REQUIRED ACTIONS ::
A: According to the article below on Tunisia's film industry, how many screens are operating in Tunisia?
B: Write a continuation of the article below on Tunisia's film industry, starting right after its final sentence.
#### SELECTED PASSAGE ####
The North African country has long been popular with international directors shooting on location, but since this year’s revolution the local industry is looking to expand.

On a Saturday afternoon in downtown Tunis at the beginning of October, the Colisée cinema on the Tunisian capital’s swanky Avenue Habib Bourguiba is screening Harry Potter And The Deathly Hallows: Part 2. It is the only new Western picture to have been released theatrically in Tunisia since a popular uprising overthrew dictator Zine El Abidine Ben Ali on January 14.

The 1,800-seat Colisée (Colosseum), described by posters in its entrance hall as the Queen of Theatres, is one of just 14 screens operating in Tunisia for a population of some 10.6 million people. And during this pleasant autumn afternoon, the theatre is practically empty.

In a nearby side street, a shop selling counterfeit DVDs — one of 70,000 such outlets in the country —displays illegal copies of Pirates Of The Caribbean: On Stranger Tides, Due Date and Green Lantern for $1.40 (tnd2) apiece.

“With so much piracy, there is no incentive for anyone to invest in theatres,” says Colisée owner Lassaad Goubantini, who sells tickets for $2 (tnd3).

According to veteran producer Hassen Daldoul, the illegal DVD distributors are so well organised they even have a union affiliated with UTICA, the official umbrella body for the country’s business and industry.

‘With so much piracy, there is no incentive to invest in theatres’

Lassaad Goubantini, Colisee cinema

Back on Avenue Habib Bourguiba, the wide pavements are packed with people, some window shopping, others scrutinising political-party posters stuck on walls ahead of the first democratic vote in 25 years. The vote at the end of October is for an assembly to write a new constitution for the country, paving the way for elections next year.

The previously banned Islamist party Ennahda is expected to take up to 30% of the vote and may try to introduce a mild form of sharia law. Its members are out in force, canvassing in the city centre, not far from the notorious Interior Ministry building, once home to Ben Ali’s secret police, which is surrounded by tanks, barbed wire and soldiers.
#### ROWS ####
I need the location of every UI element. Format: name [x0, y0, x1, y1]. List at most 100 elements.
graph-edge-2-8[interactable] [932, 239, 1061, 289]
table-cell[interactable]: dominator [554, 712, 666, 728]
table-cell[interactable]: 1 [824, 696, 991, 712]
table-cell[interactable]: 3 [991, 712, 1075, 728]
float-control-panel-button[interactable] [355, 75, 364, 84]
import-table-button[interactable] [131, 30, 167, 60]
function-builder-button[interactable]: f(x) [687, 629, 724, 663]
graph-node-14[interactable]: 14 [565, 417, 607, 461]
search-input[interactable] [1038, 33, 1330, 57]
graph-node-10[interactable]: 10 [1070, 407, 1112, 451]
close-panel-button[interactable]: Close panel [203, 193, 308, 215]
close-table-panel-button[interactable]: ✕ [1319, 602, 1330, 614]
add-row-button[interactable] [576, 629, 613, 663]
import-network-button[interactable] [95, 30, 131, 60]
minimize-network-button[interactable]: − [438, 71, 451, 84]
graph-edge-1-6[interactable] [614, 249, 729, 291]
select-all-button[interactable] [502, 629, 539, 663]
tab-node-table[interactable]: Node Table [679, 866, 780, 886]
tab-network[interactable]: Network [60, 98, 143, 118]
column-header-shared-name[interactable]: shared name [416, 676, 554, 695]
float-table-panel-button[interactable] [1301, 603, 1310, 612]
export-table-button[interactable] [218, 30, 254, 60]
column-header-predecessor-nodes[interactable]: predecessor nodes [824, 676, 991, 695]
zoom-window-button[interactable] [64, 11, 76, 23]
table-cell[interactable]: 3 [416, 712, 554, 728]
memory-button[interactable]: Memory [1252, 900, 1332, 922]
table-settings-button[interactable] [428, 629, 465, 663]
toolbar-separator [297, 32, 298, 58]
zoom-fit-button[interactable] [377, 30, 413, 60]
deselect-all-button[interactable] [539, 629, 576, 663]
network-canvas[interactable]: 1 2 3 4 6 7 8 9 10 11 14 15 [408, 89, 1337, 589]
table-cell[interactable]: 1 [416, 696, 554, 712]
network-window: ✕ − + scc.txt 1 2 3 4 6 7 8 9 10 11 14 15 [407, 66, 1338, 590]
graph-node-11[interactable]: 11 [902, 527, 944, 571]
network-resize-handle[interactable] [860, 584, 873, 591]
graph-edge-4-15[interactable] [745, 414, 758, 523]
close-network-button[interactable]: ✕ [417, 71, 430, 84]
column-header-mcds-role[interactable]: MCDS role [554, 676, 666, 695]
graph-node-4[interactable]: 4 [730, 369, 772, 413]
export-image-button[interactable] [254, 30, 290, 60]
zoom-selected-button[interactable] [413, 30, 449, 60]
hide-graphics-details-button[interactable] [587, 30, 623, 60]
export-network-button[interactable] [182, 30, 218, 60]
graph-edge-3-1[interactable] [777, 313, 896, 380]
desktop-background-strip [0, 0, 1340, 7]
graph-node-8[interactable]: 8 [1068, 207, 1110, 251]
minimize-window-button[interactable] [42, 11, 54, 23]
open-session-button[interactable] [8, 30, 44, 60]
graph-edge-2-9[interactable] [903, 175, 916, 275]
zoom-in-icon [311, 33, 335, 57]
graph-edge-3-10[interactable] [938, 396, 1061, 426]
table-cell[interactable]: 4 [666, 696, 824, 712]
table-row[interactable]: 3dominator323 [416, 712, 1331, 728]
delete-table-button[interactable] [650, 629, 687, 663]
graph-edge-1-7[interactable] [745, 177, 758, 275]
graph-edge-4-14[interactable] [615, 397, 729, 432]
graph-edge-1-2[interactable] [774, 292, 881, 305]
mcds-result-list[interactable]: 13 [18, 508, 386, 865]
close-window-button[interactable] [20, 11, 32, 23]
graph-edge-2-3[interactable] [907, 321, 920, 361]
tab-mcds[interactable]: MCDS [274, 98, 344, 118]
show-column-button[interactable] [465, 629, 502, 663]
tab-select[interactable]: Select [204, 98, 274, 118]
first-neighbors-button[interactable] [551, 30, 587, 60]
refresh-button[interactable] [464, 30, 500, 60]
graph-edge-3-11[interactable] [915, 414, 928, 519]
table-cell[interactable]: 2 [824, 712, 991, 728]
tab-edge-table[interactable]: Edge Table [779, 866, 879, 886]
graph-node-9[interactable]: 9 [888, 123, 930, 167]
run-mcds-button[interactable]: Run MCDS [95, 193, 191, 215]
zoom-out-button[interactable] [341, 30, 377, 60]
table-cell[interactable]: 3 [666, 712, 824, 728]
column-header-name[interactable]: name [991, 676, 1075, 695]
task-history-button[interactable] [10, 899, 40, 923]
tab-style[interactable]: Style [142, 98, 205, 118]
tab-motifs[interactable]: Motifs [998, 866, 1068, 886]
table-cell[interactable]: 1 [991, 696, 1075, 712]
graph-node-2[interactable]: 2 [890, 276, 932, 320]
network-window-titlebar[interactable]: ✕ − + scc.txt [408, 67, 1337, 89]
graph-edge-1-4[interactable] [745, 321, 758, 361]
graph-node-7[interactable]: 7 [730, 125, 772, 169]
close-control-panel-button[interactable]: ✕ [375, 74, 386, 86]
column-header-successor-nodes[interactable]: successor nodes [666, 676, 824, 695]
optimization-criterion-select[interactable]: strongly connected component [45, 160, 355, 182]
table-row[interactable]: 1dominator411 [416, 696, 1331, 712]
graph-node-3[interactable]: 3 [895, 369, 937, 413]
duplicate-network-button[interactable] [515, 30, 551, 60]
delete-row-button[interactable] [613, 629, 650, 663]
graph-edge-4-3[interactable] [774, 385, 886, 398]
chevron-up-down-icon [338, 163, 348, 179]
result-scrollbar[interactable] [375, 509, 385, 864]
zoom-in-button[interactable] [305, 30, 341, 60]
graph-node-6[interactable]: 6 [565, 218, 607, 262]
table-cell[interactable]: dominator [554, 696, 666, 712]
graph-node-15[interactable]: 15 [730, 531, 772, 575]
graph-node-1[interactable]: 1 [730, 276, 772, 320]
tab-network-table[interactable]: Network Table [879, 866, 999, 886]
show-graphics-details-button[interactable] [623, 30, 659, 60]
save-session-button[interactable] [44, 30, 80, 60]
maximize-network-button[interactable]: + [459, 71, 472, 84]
####
ANSWERS TO THE EXERCISE ::
A: Fourteen screens, for a population of about 10.6 million.

B:
At the other end of the avenue, in the Tunisia Palace Hotel, director Nawfel Saheb-Ettaba is pitching his feature project Baccalauréat to a group of French producers at the first Franco-Tunisian co-production forum, organised by France’s CNC, Unifrance and the Tunisian producers’ body, CSNPF. A French protectorate from 1881-1956, Tunisia has retained strong cultural and linguistic ties with France and earlier this year, the CNC advised Tunisia on how to set up its own national cinema centre.

Saheb-Ettaba’s project revolves around a teenager who sets off on an illegal trip across the Mediterranean to Europe in search of a better life. “It upsets me to see so many young people setting off like this full of hope, only to die anonymously out at sea,” the director tells the French producers who include Marc Bachet of ASAP, Guillaume de Seille of Arizona, and Nadim Cheikhrouha and Yves Chanvillard of Screen Runner. “A year or two back, a number of corpses were washed up on the beach near my house in Marsa and since then I have wanted to make this film.”

‘We could create a network of 200 screens’

Lotfi Layouni, CSNPF

Baccalauréat will be Saheb-Ettaba’s third feature following El Kotbia and Black Moon, which is in post. At present, Tunisia makes one or two low-budget local pictures a year. Its independent producers would like to increase this to 10 films annually. The Tunisian state currently sets aside some $3.4m (€2.5m) a year for local productions. But one of the key challenges facing the industry is how to increase the number of legal screening venues in the face of rampant piracy, says veteran producer Lotfi Layouni, who is vice-chairman of the CSNPF.

The body is lobbying the minister of culture to turn screening facilities situated inside the country’s 200 state-run cultural centres over to the legal commercial exploitation of theatrical films.

“About 40 of these ‘maisons de la culture’ already have proper screening facilities with 200-600 seats. Another 160 venues could easily be equipped,” explains Layouni. “That would make a network of some 200 screens, against the 14 functioning theatres today.”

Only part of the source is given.